◆ Stored records:
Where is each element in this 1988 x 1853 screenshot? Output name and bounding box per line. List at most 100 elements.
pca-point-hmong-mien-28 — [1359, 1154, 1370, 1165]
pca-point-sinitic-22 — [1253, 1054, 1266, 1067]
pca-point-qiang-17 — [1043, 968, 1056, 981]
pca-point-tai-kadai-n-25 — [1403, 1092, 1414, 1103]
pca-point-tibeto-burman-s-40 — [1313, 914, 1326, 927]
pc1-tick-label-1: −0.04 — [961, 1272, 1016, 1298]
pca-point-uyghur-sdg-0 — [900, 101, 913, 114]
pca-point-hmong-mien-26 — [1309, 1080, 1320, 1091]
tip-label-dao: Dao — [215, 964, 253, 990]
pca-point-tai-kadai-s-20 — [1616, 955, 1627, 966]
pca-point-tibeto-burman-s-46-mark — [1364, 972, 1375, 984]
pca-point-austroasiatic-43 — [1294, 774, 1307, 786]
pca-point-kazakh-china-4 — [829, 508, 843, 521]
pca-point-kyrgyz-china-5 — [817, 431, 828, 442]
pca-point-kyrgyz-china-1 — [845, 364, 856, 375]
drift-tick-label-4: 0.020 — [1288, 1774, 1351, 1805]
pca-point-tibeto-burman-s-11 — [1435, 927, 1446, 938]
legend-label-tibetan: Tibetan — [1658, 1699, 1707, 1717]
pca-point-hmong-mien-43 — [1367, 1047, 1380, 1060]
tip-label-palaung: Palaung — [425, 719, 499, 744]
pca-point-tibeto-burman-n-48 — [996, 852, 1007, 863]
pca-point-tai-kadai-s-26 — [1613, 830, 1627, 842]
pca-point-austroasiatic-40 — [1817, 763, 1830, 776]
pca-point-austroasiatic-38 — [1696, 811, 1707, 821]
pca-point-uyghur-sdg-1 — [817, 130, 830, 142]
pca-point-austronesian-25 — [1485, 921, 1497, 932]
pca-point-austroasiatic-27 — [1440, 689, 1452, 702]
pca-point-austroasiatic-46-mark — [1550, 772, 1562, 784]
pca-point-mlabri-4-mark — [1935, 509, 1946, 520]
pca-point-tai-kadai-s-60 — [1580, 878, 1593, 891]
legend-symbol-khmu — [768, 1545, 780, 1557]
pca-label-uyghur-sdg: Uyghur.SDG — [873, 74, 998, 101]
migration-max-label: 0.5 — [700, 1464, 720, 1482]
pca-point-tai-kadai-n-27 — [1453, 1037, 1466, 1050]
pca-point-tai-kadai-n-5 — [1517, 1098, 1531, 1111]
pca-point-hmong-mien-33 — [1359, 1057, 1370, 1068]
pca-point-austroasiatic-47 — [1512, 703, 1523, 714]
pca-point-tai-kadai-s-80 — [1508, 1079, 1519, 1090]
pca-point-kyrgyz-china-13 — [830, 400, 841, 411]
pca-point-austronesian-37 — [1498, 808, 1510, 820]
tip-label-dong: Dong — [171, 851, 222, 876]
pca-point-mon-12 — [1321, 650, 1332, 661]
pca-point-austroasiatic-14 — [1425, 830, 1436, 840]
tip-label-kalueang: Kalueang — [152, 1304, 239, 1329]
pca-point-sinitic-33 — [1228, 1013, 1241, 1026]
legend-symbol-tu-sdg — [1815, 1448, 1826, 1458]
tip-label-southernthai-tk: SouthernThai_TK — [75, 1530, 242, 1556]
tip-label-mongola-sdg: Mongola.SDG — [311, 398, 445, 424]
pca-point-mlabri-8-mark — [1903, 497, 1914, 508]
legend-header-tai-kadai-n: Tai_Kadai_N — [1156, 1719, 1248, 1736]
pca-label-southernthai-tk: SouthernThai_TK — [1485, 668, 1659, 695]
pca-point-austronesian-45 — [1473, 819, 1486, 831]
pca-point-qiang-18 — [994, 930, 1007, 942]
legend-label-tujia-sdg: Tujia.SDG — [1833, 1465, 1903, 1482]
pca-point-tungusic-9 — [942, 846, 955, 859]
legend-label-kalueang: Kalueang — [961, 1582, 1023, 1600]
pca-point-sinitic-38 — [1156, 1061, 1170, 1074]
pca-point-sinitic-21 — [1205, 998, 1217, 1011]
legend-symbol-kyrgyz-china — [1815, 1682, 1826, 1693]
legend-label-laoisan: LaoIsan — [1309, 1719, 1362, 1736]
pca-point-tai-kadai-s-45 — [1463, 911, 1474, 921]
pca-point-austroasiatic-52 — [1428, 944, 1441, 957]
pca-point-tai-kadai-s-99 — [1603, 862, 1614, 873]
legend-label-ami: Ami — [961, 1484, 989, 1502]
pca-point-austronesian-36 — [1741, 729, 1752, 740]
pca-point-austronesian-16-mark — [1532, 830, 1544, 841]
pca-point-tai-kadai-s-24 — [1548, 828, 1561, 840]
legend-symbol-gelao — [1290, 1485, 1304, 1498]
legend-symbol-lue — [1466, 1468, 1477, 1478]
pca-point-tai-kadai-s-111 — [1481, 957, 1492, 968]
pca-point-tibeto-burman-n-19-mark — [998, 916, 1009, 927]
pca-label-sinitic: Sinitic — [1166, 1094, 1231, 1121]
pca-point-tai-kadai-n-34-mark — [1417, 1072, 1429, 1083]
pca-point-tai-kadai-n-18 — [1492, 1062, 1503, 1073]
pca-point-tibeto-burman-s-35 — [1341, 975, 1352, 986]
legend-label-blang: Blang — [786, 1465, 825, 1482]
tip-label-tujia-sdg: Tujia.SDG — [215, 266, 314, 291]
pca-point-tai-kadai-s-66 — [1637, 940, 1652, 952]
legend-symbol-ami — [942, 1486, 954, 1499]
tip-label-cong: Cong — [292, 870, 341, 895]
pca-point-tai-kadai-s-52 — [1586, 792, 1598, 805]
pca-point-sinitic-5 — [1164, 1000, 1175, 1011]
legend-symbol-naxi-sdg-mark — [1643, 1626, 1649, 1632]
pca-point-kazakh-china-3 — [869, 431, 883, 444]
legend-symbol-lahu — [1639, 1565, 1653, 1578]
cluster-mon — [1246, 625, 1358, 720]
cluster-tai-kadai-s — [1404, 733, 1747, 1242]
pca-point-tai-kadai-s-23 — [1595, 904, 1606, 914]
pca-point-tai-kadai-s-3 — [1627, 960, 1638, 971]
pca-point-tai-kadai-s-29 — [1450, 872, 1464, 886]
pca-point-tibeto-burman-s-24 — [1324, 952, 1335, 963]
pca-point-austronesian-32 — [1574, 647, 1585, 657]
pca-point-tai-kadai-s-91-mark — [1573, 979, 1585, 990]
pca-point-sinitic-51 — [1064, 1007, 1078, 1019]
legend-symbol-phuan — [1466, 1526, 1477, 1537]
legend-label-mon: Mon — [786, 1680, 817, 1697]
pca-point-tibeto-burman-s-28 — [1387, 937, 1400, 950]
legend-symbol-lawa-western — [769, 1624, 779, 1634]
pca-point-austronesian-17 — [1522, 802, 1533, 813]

◆ Exercise: Please put the lines of the records, from the first line through the line containing "pca-point-tibeto-burman-s-40 — [1313, 914, 1326, 927]", both included, into a JSON list of strings with one string per line and no blank lines.

◆ Exercise output:
[
  "Where is each element in this 1988 x 1853 screenshot? Output name and bounding box per line. List at most 100 elements.",
  "pca-point-hmong-mien-28 — [1359, 1154, 1370, 1165]",
  "pca-point-sinitic-22 — [1253, 1054, 1266, 1067]",
  "pca-point-qiang-17 — [1043, 968, 1056, 981]",
  "pca-point-tai-kadai-n-25 — [1403, 1092, 1414, 1103]",
  "pca-point-tibeto-burman-s-40 — [1313, 914, 1326, 927]"
]